:: Extracted information

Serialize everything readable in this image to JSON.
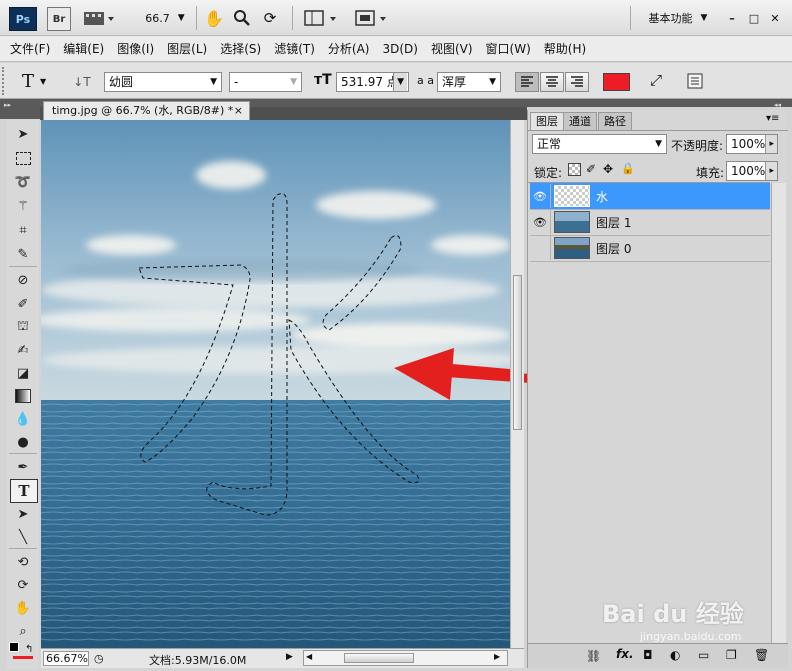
{
  "titlebar": {
    "ps_logo": "Ps",
    "br_logo": "Br",
    "zoom": "66.7",
    "workspace": "基本功能",
    "minimize": "–",
    "restore": "□",
    "close": "✕"
  },
  "menu": [
    "文件(F)",
    "编辑(E)",
    "图像(I)",
    "图层(L)",
    "选择(S)",
    "滤镜(T)",
    "分析(A)",
    "3D(D)",
    "视图(V)",
    "窗口(W)",
    "帮助(H)"
  ],
  "options": {
    "tool_glyph": "T",
    "font_family": "幼圆",
    "font_style": "-",
    "font_size": "531.97 点",
    "aa_label": "a a",
    "antialias": "浑厚",
    "color": "#ee1c24"
  },
  "document": {
    "tab_title": "timg.jpg @ 66.7% (水, RGB/8#) *",
    "tab_close": "×"
  },
  "status": {
    "zoom": "66.67%",
    "doc_info": "文档:5.93M/16.0M"
  },
  "layers_panel": {
    "tabs": [
      "图层",
      "通道",
      "路径"
    ],
    "blend_mode": "正常",
    "opacity_label": "不透明度:",
    "opacity_value": "100%",
    "lock_label": "锁定:",
    "fill_label": "填充:",
    "fill_value": "100%",
    "layers": [
      {
        "name": "水",
        "visible": true,
        "selected": true
      },
      {
        "name": "图层 1",
        "visible": true,
        "selected": false
      },
      {
        "name": "图层 0",
        "visible": false,
        "selected": false
      }
    ]
  },
  "colors": {
    "selection": "#3d98fe",
    "arrow": "#e3201e",
    "sky_top": "#6f9ebf",
    "sea": "#2d5f83"
  },
  "watermark": {
    "brand": "Bai du 经验",
    "url": "jingyan.baidu.com"
  }
}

::::

**Prompt:**
Make an exact copy of the listing above. Do not include the pictures.

**The response:**
Serialize everything readable in this image to JSON.
{
  "titlebar": {
    "ps_logo": "Ps",
    "br_logo": "Br",
    "zoom": "66.7",
    "workspace": "基本功能",
    "minimize": "–",
    "restore": "□",
    "close": "✕"
  },
  "menu": [
    "文件(F)",
    "编辑(E)",
    "图像(I)",
    "图层(L)",
    "选择(S)",
    "滤镜(T)",
    "分析(A)",
    "3D(D)",
    "视图(V)",
    "窗口(W)",
    "帮助(H)"
  ],
  "options": {
    "tool_glyph": "T",
    "font_family": "幼圆",
    "font_style": "-",
    "font_size": "531.97 点",
    "aa_label": "a a",
    "antialias": "浑厚",
    "color": "#ee1c24"
  },
  "document": {
    "tab_title": "timg.jpg @ 66.7% (水, RGB/8#) *",
    "tab_close": "×"
  },
  "status": {
    "zoom": "66.67%",
    "doc_info": "文档:5.93M/16.0M"
  },
  "layers_panel": {
    "tabs": [
      "图层",
      "通道",
      "路径"
    ],
    "blend_mode": "正常",
    "opacity_label": "不透明度:",
    "opacity_value": "100%",
    "lock_label": "锁定:",
    "fill_label": "填充:",
    "fill_value": "100%",
    "layers": [
      {
        "name": "水",
        "visible": true,
        "selected": true
      },
      {
        "name": "图层 1",
        "visible": true,
        "selected": false
      },
      {
        "name": "图层 0",
        "visible": false,
        "selected": false
      }
    ]
  },
  "colors": {
    "selection": "#3d98fe",
    "arrow": "#e3201e",
    "sky_top": "#6f9ebf",
    "sea": "#2d5f83"
  },
  "watermark": {
    "brand": "Bai du 经验",
    "url": "jingyan.baidu.com"
  }
}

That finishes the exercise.